Given instruction 1:
According to the article on Bidzina Ivanishvili, in which elections does he plan to run with his political party?
Given instruction 2:
Transcribe the portion of the article on Bidzina Ivanishvili that begins with the words "By Gvantsa Gabekhadze" and ends with "plans and intentions.".

By Gvantsa Gabekhadze
Monday, October 10
Georgian billionaire and philanthropist, Bidzina Ivanishvili, has just appeared on the Georgian political scene and already created a great stir with his first political statement on October 7. The statement created controversy and drew attention to his personality, political plans and intentions.

A significant part of his statement was dedicated to the current situation in Georgia and the reason why he decided to get involved in the political process. According to Ivanishvili, the current Georgian authorities have made a lot of "unforgivable" mistakes and damaged almost all the areas that are vital for the country's development, from politics to economics and finance. Ivanishvili underlined that President Saakashvili’s total monopoly on power and constitutional amendments, which clearly reveal Saakashvili’s intention to maintain power and stay as leader beyond any constitutional term "prompted [his] decision to establish a political party and to run in the 2012 parliamentary elections."

However, Ivanishvili apparently does not share the attitude that simple participation is the main goal. Instead, he will attempt "to win an absolute majority in the 2012 parliamentary elections through the unification of [his] political party and other healthy political forces." Ivanishvili further stated that he plans "to define and elaborate together with the people the optimal model of governance. To participate in the formation of a new government in the capacity of either Prime Minister or Speaker of Parliament and to assume responsibility for its normal functioning in order to completely eradicate elite corruption in which Saakashvili’s current government is engulfed." Other stated goals include launching an independent judicial system and making this irreversible and creating the possibility for restoring Georgia's jurisdiction over Abkhazia and South Ossetia.

Record extracts:
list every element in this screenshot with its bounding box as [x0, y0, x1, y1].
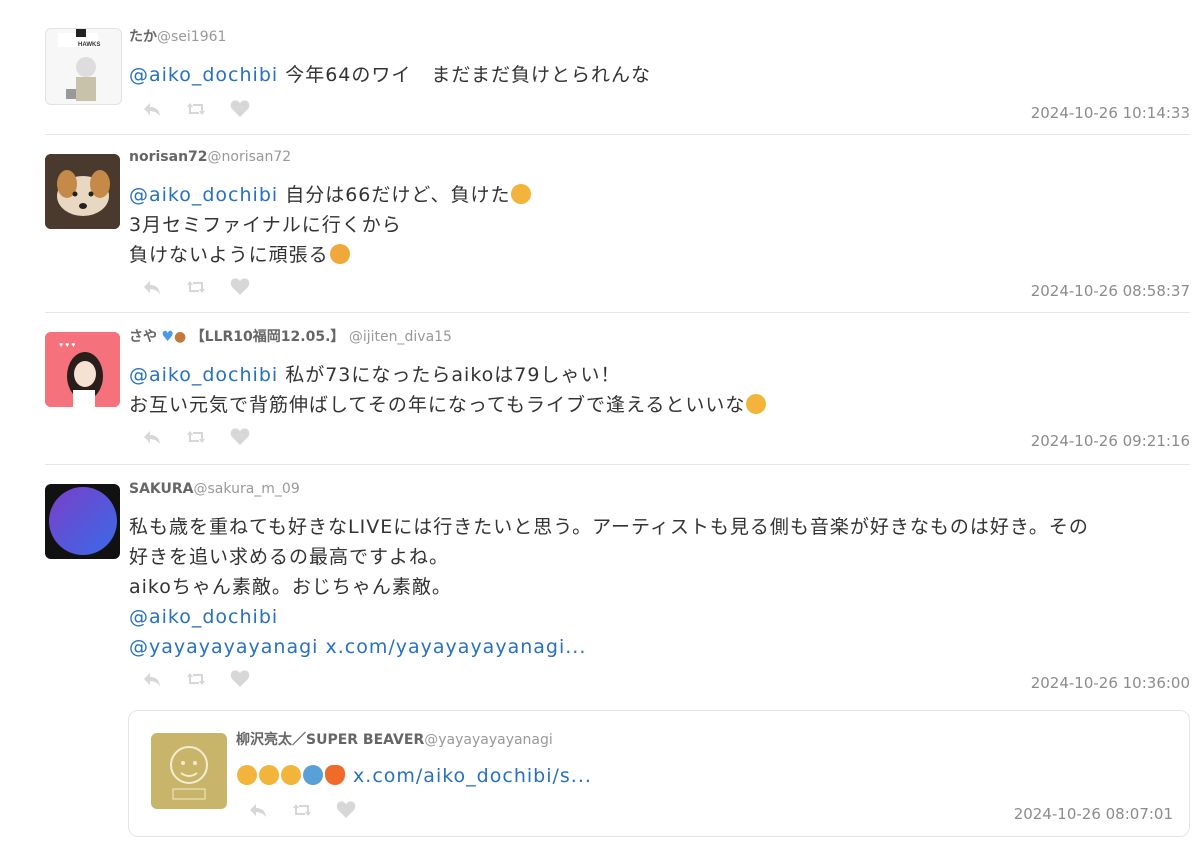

==

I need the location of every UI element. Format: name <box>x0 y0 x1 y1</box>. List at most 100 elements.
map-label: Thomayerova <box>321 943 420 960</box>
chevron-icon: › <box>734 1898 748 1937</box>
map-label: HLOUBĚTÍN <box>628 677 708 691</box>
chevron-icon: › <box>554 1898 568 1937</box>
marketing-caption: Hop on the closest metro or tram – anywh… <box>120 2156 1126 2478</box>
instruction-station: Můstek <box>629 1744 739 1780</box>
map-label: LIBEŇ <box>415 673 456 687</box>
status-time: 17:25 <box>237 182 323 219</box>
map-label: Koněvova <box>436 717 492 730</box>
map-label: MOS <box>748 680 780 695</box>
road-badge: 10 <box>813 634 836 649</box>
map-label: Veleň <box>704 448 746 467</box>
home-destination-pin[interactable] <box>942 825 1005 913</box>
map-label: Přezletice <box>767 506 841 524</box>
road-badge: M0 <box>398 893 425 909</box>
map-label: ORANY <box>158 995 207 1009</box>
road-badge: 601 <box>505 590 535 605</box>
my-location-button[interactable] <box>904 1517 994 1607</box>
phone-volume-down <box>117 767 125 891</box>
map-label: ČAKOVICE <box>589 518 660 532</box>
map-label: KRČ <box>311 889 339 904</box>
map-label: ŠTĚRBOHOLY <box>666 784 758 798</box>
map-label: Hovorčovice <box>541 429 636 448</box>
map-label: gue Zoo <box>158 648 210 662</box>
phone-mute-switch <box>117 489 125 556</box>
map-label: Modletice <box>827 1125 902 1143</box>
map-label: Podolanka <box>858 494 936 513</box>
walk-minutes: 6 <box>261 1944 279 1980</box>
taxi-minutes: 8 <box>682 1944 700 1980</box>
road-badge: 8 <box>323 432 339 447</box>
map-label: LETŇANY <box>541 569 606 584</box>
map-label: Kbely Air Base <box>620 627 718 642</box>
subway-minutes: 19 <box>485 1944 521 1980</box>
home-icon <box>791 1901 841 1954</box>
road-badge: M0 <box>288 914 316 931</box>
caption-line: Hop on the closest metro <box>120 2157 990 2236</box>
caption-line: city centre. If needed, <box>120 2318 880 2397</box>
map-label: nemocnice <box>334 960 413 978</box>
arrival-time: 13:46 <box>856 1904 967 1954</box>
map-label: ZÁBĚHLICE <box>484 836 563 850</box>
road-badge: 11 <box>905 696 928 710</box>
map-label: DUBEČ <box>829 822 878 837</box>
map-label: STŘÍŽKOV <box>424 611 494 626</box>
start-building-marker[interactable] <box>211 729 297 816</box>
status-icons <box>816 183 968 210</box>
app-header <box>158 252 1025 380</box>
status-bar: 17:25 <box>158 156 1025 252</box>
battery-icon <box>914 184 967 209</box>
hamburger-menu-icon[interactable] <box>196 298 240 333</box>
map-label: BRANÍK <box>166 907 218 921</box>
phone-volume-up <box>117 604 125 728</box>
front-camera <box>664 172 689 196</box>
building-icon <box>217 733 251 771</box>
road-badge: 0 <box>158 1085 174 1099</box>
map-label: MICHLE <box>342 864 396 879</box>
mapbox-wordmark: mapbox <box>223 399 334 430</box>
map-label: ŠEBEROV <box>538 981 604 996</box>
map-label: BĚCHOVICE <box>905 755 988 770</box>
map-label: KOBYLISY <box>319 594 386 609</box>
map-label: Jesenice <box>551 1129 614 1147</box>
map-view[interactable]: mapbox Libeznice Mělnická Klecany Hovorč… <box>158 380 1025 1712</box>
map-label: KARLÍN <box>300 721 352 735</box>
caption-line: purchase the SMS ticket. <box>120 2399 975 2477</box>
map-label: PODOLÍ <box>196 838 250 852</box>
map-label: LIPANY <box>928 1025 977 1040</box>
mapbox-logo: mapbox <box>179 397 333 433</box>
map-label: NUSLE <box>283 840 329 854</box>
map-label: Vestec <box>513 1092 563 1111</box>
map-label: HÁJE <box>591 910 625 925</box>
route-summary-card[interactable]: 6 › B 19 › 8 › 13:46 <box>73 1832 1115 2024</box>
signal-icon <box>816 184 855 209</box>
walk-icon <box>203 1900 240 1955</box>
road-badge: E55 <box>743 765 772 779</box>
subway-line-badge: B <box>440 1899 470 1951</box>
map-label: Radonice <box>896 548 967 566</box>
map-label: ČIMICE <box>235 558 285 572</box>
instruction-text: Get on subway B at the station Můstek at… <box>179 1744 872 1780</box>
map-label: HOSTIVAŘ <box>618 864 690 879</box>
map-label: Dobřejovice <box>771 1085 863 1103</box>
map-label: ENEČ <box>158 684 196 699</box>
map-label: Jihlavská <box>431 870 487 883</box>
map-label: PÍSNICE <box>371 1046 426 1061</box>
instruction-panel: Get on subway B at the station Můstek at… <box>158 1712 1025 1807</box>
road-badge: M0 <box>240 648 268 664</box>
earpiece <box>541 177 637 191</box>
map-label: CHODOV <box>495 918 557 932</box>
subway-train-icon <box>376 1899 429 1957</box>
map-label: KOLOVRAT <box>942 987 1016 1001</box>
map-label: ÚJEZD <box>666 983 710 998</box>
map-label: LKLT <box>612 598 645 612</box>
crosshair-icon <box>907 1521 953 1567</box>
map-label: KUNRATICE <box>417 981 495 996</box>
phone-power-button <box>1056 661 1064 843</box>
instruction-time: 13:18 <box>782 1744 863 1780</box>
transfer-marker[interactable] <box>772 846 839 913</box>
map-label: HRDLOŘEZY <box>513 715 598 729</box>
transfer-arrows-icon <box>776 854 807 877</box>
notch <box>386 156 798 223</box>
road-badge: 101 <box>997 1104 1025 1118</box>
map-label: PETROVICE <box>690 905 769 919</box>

---

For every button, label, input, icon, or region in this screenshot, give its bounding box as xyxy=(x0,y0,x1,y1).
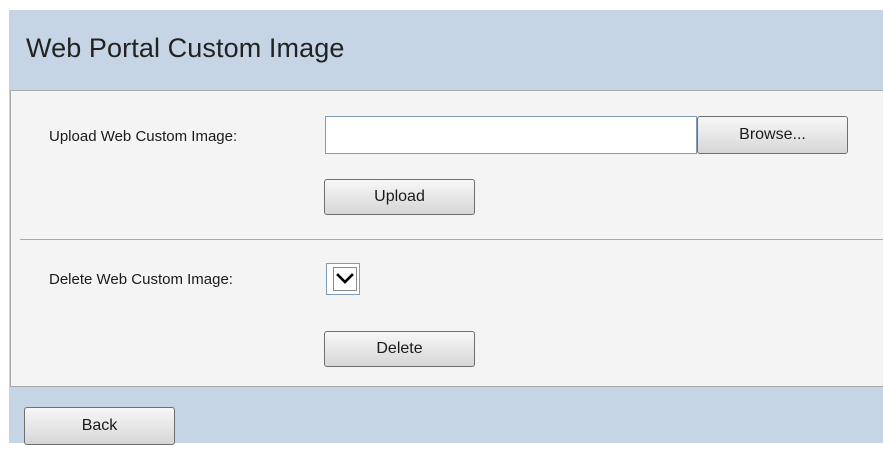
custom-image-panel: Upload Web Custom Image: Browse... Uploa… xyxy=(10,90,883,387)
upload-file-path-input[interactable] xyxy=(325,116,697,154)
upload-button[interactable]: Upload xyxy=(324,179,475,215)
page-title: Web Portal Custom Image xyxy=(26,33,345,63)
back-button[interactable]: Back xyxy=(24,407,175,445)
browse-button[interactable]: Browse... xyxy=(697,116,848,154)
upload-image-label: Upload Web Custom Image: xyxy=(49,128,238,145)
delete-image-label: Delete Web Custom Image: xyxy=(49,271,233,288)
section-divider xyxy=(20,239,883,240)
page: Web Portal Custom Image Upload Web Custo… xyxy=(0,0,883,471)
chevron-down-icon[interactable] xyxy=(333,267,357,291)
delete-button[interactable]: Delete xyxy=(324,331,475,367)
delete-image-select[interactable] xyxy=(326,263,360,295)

Full response 1:
The 2012 parliamentary elections.

Full response 2:
By Gvantsa Gabekhadze
Monday, October 10
Georgian billionaire and philanthropist, Bidzina Ivanishvili, has just appeared on the Georgian political scene and already created a great stir with his first political statement on October 7. The statement created controversy and drew attention to his personality, political plans and intentions.